Task prompt: Nothing should be left out: output all of the entries exactly.

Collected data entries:
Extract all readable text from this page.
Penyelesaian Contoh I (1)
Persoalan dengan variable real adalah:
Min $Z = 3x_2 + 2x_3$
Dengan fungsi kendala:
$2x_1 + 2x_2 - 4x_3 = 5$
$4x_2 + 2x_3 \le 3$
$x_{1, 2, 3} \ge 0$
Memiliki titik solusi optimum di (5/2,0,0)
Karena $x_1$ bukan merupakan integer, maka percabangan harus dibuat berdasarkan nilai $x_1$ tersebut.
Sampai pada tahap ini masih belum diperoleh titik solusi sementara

The output:
Extract all readable text from this page.
Penyelesaian Contoh I (1)
Persoalan dengan variable real adalah:
Min $Z = 3x_2 + 2x_3$
Dengan fungsi kendala:
$2x_1 + 2x_2 - 4x_3 = 5$
$4x_2 + 2x_3 \le 3$
$x_{1, 2, 3} \ge 0$
Memiliki titik solusi optimum di (5/2,0,0)
Karena $x_1$ bukan merupakan integer, maka percabangan harus dibuat berdasarkan nilai $x_1$ tersebut.
Sampai pada tahap ini masih belum diperoleh titik solusi sementara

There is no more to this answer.